> _WORK TO COMPLETE_: Skip any picture you find and retype all the remaining lines exactly.

Stored records:
* Begin *

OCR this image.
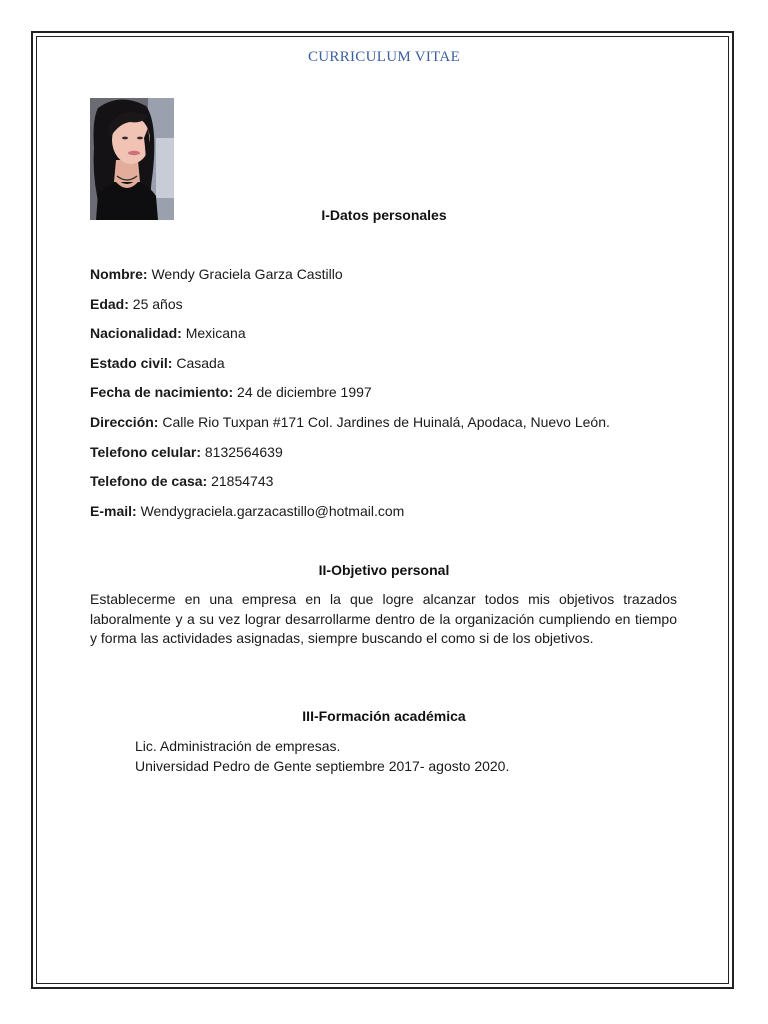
CURRICULUM VITAE
I-Datos personales
Nombre: Wendy Graciela Garza Castillo
Edad: 25 años
Nacionalidad: Mexicana
Estado civil: Casada
Fecha de nacimiento: 24 de diciembre 1997
Dirección: Calle Rio Tuxpan #171 Col. Jardines de Huinalá, Apodaca, Nuevo León.
Telefono celular: 8132564639
Telefono de casa: 21854743
E-mail: Wendygraciela.garzacastillo@hotmail.com
II-Objetivo personal
Establecerme en una empresa en la que logre alcanzar todos mis objetivos trazados laboralmente y a su vez lograr desarrollarme dentro de la organización cumpliendo en tiempo y forma las actividades asignadas, siempre buscando el como si de los objetivos.
III-Formación académica
Lic. Administración de empresas.
Universidad Pedro de Gente septiembre 2017- agosto 2020.
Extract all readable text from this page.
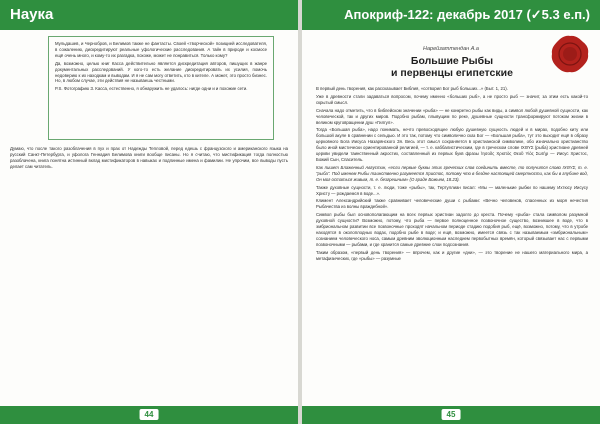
Наука

Мульдашев, и Чернобров, и Белимов также не фантасты. Своей «творческой» позицией исследователя, в сожалению, дискредитируют реальные уфологические расследования. А тайн в природе и космосе ещё очень много, и кому-то их разгадка, похоже, может не понравиться. Только кому?

Да, возможно, целью книг Касса действительно является дискредитация авторов, пишущих в жанре документальных расследований. У кого-то есть желание дискредитировать их усилия, помочь недоверию к их находкам и выводам. И я не сам могу ответить, кто в кителе. А может, это просто бизнес. Но, в любом случае, эти действия не называешь честными.

P.S. Фотографию З. Касса, естественно, я обнаружить не удалось: нигде одни и и похожие сети.

Думаю, что после такого разоблачения в пух и прах от Надежды Тепловой, перед едешь с французского и американского языка на русский Санкт-Петербурга, и уфолога Геннадия Белимова книги вообще писаны. Но я считаю, что мистификация тогда полностью разоблачена, книга понятна истинный вклад мистификаторов в навыках и подлинные имена и фамилии. Не упрочим, все выводы пусть делает сам читатель.

44
Апокриф-122: декабрь 2017 (✓5.3 е.п.)
Нарейзаттендан А.а
Большие Рыбы
и первенцы египетские

В первый день творения, как рассказывает Библия, «сотворил Бог рыб больших...» (Быт. 1, 21).

Уже в древности стали задаваться вопросом, почему именно «больших рыб», а не просто рыб — значит, за этим есть какой-то скрытый смысл.

Сначала надо отметить, что в библейском значении «рыба» — не конкретно рыбы как виды, а символ любой душевной сущности, как человеческой, так и других миров. Подобно рыбам, плывущим по реке, душевные сущности трансформируют потоком жизни в великом круговращении душ «Гилгул».

Тогда «Большая рыба», надо понимать, нечто превосходящее любую душевную сущность людей и в мирах, подобно киту или большой акуле в сравнении с сельдью. И это так, потому что символично сказ Бог — «Большая рыба», тут это выходит ещё в образу церковного Бога Иисуса Назарянского Зя. Весь этот смысл сохраняется в христианской символике, обо изначально христианство было иной мистически ориентированной религией, — т. е. каббалистическим, где в греческом слове ΙΧΘΥΣ (рыба) христиане древней церкви увидели таинственный акростих, составленный из первых букв фразы Ἰησοῦς Χριστὸς Θεοῦ Υἱὸς Σωτήρ — Иисус Христос, Божий Сын, Спаситель.

Как пишет Блаженный Августин, «если первые буквы этих греческих слов соединить вместе, то получится слово ΙΧΘΥΣ, т. е. "рыба". Под именем Рыбы таинственно разумеется Христос, потому что в бездне настоящей смертности, как бы в глубине вод, Он мог остаться живым, т. е. безгрешным» (О граде Божьем, 18.23).

Также духовные сущности, т. е. люди, тоже «рыбы», так, Тертуллиан писал: «Мы — маленькие рыбки по нашему Ихтюсу Иисусу Христу — рождаемся в воде...».

Климент Александрийский также сравнивает человеческие души с рыбами: «Вечно человеков, спасенных из моря нечестия Рыбачества из волны враждебной».

Символ рыбы был основополагающим на всех первых христиан задолго до креста. Почему «рыба» стала символом разумной духовной сущности? Возможно, потому, что рыба — первое полноценное позвоночное существо, возникшее в воде, что в эмбриональном развитии все позвоночные проходят начальном периоде стадию подобия рыб, ещё, возможно, потому, что в утробе находятся в околоплодных водах, подобно рыбе в воде; и ещё, возможно, имеется связь с так называемым «эмбриональным» сознанием человеческого носа, самым древним эволюционным наследием первобытных времён, который связывает нас с первыми позвоночными — рыбами, и где хранится самые древние слои подсознания.

Таким образом, «первый день творения» — впрочем, как и другие «дни», — это творение не нашего материального мира, а метафизических, где «рыбы» — разумные

45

* End *

> _OUTPUT FOR THIS EXERCISE_:
OCR this image.
CURRICULUM VITAE
I-Datos personales
Nombre: Wendy Graciela Garza Castillo
Edad: 25 años
Nacionalidad: Mexicana
Estado civil: Casada
Fecha de nacimiento: 24 de diciembre 1997
Dirección: Calle Rio Tuxpan #171 Col. Jardines de Huinalá, Apodaca, Nuevo León.
Telefono celular: 8132564639
Telefono de casa: 21854743
E-mail: Wendygraciela.garzacastillo@hotmail.com
II-Objetivo personal
Establecerme en una empresa en la que logre alcanzar todos mis objetivos trazados laboralmente y a su vez lograr desarrollarme dentro de la organización cumpliendo en tiempo y forma las actividades asignadas, siempre buscando el como si de los objetivos.
III-Formación académica
Lic. Administración de empresas.
Universidad Pedro de Gente septiembre 2017- agosto 2020.
Extract all readable text from this page.
Наука

Мульдашев, и Чернобров, и Белимов также не фантасты. Своей «творческой» позицией исследователя, в сожалению, дискредитируют реальные уфологические расследования. А тайн в природе и космосе ещё очень много, и кому-то их разгадка, похоже, может не понравиться. Только кому?

Да, возможно, целью книг Касса действительно является дискредитация авторов, пишущих в жанре документальных расследований. У кого-то есть желание дискредитировать их усилия, помочь недоверию к их находкам и выводам. И я не сам могу ответить, кто в кителе. А может, это просто бизнес. Но, в любом случае, эти действия не называешь честными.

P.S. Фотографию З. Касса, естественно, я обнаружить не удалось: нигде одни и и похожие сети.

Думаю, что после такого разоблачения в пух и прах от Надежды Тепловой, перед едешь с французского и американского языка на русский Санкт-Петербурга, и уфолога Геннадия Белимова книги вообще писаны. Но я считаю, что мистификация тогда полностью разоблачена, книга понятна истинный вклад мистификаторов в навыках и подлинные имена и фамилии. Не упрочим, все выводы пусть делает сам читатель.

44
Апокриф-122: декабрь 2017 (✓5.3 е.п.)
Нарейзаттендан А.а
Большие Рыбы
и первенцы египетские

В первый день творения, как рассказывает Библия, «сотворил Бог рыб больших...» (Быт. 1, 21).

Уже в древности стали задаваться вопросом, почему именно «больших рыб», а не просто рыб — значит, за этим есть какой-то скрытый смысл.

Сначала надо отметить, что в библейском значении «рыба» — не конкретно рыбы как виды, а символ любой душевной сущности, как человеческой, так и других миров. Подобно рыбам, плывущим по реке, душевные сущности трансформируют потоком жизни в великом круговращении душ «Гилгул».

Тогда «Большая рыба», надо понимать, нечто превосходящее любую душевную сущность людей и в мирах, подобно киту или большой акуле в сравнении с сельдью. И это так, потому что символично сказ Бог — «Большая рыба», тут это выходит ещё в образу церковного Бога Иисуса Назарянского Зя. Весь этот смысл сохраняется в христианской символике, обо изначально христианство было иной мистически ориентированной религией, — т. е. каббалистическим, где в греческом слове ΙΧΘΥΣ (рыба) христиане древней церкви увидели таинственный акростих, составленный из первых букв фразы Ἰησοῦς Χριστὸς Θεοῦ Υἱὸς Σωτήρ — Иисус Христос, Божий Сын, Спаситель.

Как пишет Блаженный Августин, «если первые буквы этих греческих слов соединить вместе, то получится слово ΙΧΘΥΣ, т. е. "рыба". Под именем Рыбы таинственно разумеется Христос, потому что в бездне настоящей смертности, как бы в глубине вод, Он мог остаться живым, т. е. безгрешным» (О граде Божьем, 18.23).

Также духовные сущности, т. е. люди, тоже «рыбы», так, Тертуллиан писал: «Мы — маленькие рыбки по нашему Ихтюсу Иисусу Христу — рождаемся в воде...».

Климент Александрийский также сравнивает человеческие души с рыбами: «Вечно человеков, спасенных из моря нечестия Рыбачества из волны враждебной».

Символ рыбы был основополагающим на всех первых христиан задолго до креста. Почему «рыба» стала символом разумной духовной сущности? Возможно, потому, что рыба — первое полноценное позвоночное существо, возникшее в воде, что в эмбриональном развитии все позвоночные проходят начальном периоде стадию подобия рыб, ещё, возможно, потому, что в утробе находятся в околоплодных водах, подобно рыбе в воде; и ещё, возможно, имеется связь с так называемым «эмбриональным» сознанием человеческого носа, самым древним эволюционным наследием первобытных времён, который связывает нас с первыми позвоночными — рыбами, и где хранится самые древние слои подсознания.

Таким образом, «первый день творения» — впрочем, как и другие «дни», — это творение не нашего материального мира, а метафизических, где «рыбы» — разумные

45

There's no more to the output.